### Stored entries
>> start
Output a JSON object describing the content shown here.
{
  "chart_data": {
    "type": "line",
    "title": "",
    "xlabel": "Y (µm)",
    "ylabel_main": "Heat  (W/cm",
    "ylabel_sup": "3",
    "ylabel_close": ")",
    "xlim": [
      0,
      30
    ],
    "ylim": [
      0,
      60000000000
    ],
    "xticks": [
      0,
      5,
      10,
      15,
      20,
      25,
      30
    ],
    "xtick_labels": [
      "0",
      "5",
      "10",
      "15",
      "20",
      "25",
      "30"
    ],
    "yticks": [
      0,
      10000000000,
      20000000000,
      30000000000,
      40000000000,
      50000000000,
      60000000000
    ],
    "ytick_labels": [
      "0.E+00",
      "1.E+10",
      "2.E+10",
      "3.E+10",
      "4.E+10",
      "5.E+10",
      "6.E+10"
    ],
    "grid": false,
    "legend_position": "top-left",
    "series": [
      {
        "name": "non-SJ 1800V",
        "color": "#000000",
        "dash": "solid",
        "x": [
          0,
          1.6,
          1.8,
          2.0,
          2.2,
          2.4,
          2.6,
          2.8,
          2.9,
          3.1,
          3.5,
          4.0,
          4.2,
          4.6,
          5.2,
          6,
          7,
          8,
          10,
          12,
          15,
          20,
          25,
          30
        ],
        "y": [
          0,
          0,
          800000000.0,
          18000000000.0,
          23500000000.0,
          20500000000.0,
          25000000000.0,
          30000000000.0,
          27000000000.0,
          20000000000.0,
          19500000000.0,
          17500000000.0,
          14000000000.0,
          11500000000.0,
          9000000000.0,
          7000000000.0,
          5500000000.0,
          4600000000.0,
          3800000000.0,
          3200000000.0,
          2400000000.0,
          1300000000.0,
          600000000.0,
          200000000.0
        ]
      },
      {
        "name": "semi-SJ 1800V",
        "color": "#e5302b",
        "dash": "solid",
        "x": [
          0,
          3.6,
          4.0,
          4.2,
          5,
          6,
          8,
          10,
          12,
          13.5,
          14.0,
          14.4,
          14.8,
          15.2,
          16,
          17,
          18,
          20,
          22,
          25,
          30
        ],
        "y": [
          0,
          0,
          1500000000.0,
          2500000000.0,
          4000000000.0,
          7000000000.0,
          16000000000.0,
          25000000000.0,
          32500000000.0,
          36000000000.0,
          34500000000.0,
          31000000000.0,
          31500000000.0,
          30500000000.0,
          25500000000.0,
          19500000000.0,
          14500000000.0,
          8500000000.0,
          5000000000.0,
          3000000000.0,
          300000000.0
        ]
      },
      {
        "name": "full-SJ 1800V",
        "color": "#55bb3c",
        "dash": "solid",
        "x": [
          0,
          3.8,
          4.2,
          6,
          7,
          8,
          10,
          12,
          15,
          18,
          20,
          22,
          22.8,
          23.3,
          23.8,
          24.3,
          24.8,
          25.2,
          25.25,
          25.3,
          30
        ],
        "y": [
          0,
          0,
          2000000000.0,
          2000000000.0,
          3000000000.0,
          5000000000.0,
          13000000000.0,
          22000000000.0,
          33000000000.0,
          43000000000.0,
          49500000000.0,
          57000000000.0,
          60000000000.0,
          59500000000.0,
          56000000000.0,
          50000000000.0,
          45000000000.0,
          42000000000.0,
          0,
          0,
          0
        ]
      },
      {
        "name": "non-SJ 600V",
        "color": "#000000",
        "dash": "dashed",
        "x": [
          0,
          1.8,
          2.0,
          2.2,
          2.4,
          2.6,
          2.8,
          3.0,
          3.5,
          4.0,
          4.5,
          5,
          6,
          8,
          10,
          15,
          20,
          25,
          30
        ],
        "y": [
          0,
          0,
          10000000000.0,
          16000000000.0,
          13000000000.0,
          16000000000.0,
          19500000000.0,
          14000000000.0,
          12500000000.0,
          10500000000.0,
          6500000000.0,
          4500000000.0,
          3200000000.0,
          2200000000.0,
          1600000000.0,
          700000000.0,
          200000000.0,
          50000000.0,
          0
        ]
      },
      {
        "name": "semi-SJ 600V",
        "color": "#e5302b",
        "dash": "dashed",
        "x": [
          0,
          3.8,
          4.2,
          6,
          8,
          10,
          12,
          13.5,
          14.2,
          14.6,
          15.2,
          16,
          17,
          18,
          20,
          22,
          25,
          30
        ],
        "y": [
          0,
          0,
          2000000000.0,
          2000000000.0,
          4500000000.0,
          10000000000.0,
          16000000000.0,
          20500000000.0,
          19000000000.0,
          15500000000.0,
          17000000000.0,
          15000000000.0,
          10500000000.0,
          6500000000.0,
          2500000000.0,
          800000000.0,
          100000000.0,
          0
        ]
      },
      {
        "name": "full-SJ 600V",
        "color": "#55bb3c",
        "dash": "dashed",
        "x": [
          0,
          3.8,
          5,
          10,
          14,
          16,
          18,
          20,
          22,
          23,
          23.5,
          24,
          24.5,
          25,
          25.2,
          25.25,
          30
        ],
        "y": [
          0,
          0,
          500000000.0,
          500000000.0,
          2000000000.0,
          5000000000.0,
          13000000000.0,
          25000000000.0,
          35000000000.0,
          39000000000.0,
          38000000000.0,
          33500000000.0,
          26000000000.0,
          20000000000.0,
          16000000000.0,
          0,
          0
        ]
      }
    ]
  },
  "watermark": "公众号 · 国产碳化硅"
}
>> end
### What the task asks
Repeat all of the entries exactly.

### Answer in full
Output a JSON object describing the content shown here.
{
  "chart_data": {
    "type": "line",
    "title": "",
    "xlabel": "Y (µm)",
    "ylabel_main": "Heat  (W/cm",
    "ylabel_sup": "3",
    "ylabel_close": ")",
    "xlim": [
      0,
      30
    ],
    "ylim": [
      0,
      60000000000
    ],
    "xticks": [
      0,
      5,
      10,
      15,
      20,
      25,
      30
    ],
    "xtick_labels": [
      "0",
      "5",
      "10",
      "15",
      "20",
      "25",
      "30"
    ],
    "yticks": [
      0,
      10000000000,
      20000000000,
      30000000000,
      40000000000,
      50000000000,
      60000000000
    ],
    "ytick_labels": [
      "0.E+00",
      "1.E+10",
      "2.E+10",
      "3.E+10",
      "4.E+10",
      "5.E+10",
      "6.E+10"
    ],
    "grid": false,
    "legend_position": "top-left",
    "series": [
      {
        "name": "non-SJ 1800V",
        "color": "#000000",
        "dash": "solid",
        "x": [
          0,
          1.6,
          1.8,
          2.0,
          2.2,
          2.4,
          2.6,
          2.8,
          2.9,
          3.1,
          3.5,
          4.0,
          4.2,
          4.6,
          5.2,
          6,
          7,
          8,
          10,
          12,
          15,
          20,
          25,
          30
        ],
        "y": [
          0,
          0,
          800000000.0,
          18000000000.0,
          23500000000.0,
          20500000000.0,
          25000000000.0,
          30000000000.0,
          27000000000.0,
          20000000000.0,
          19500000000.0,
          17500000000.0,
          14000000000.0,
          11500000000.0,
          9000000000.0,
          7000000000.0,
          5500000000.0,
          4600000000.0,
          3800000000.0,
          3200000000.0,
          2400000000.0,
          1300000000.0,
          600000000.0,
          200000000.0
        ]
      },
      {
        "name": "semi-SJ 1800V",
        "color": "#e5302b",
        "dash": "solid",
        "x": [
          0,
          3.6,
          4.0,
          4.2,
          5,
          6,
          8,
          10,
          12,
          13.5,
          14.0,
          14.4,
          14.8,
          15.2,
          16,
          17,
          18,
          20,
          22,
          25,
          30
        ],
        "y": [
          0,
          0,
          1500000000.0,
          2500000000.0,
          4000000000.0,
          7000000000.0,
          16000000000.0,
          25000000000.0,
          32500000000.0,
          36000000000.0,
          34500000000.0,
          31000000000.0,
          31500000000.0,
          30500000000.0,
          25500000000.0,
          19500000000.0,
          14500000000.0,
          8500000000.0,
          5000000000.0,
          3000000000.0,
          300000000.0
        ]
      },
      {
        "name": "full-SJ 1800V",
        "color": "#55bb3c",
        "dash": "solid",
        "x": [
          0,
          3.8,
          4.2,
          6,
          7,
          8,
          10,
          12,
          15,
          18,
          20,
          22,
          22.8,
          23.3,
          23.8,
          24.3,
          24.8,
          25.2,
          25.25,
          25.3,
          30
        ],
        "y": [
          0,
          0,
          2000000000.0,
          2000000000.0,
          3000000000.0,
          5000000000.0,
          13000000000.0,
          22000000000.0,
          33000000000.0,
          43000000000.0,
          49500000000.0,
          57000000000.0,
          60000000000.0,
          59500000000.0,
          56000000000.0,
          50000000000.0,
          45000000000.0,
          42000000000.0,
          0,
          0,
          0
        ]
      },
      {
        "name": "non-SJ 600V",
        "color": "#000000",
        "dash": "dashed",
        "x": [
          0,
          1.8,
          2.0,
          2.2,
          2.4,
          2.6,
          2.8,
          3.0,
          3.5,
          4.0,
          4.5,
          5,
          6,
          8,
          10,
          15,
          20,
          25,
          30
        ],
        "y": [
          0,
          0,
          10000000000.0,
          16000000000.0,
          13000000000.0,
          16000000000.0,
          19500000000.0,
          14000000000.0,
          12500000000.0,
          10500000000.0,
          6500000000.0,
          4500000000.0,
          3200000000.0,
          2200000000.0,
          1600000000.0,
          700000000.0,
          200000000.0,
          50000000.0,
          0
        ]
      },
      {
        "name": "semi-SJ 600V",
        "color": "#e5302b",
        "dash": "dashed",
        "x": [
          0,
          3.8,
          4.2,
          6,
          8,
          10,
          12,
          13.5,
          14.2,
          14.6,
          15.2,
          16,
          17,
          18,
          20,
          22,
          25,
          30
        ],
        "y": [
          0,
          0,
          2000000000.0,
          2000000000.0,
          4500000000.0,
          10000000000.0,
          16000000000.0,
          20500000000.0,
          19000000000.0,
          15500000000.0,
          17000000000.0,
          15000000000.0,
          10500000000.0,
          6500000000.0,
          2500000000.0,
          800000000.0,
          100000000.0,
          0
        ]
      },
      {
        "name": "full-SJ 600V",
        "color": "#55bb3c",
        "dash": "dashed",
        "x": [
          0,
          3.8,
          5,
          10,
          14,
          16,
          18,
          20,
          22,
          23,
          23.5,
          24,
          24.5,
          25,
          25.2,
          25.25,
          30
        ],
        "y": [
          0,
          0,
          500000000.0,
          500000000.0,
          2000000000.0,
          5000000000.0,
          13000000000.0,
          25000000000.0,
          35000000000.0,
          39000000000.0,
          38000000000.0,
          33500000000.0,
          26000000000.0,
          20000000000.0,
          16000000000.0,
          0,
          0
        ]
      }
    ]
  },
  "watermark": "公众号 · 国产碳化硅"
}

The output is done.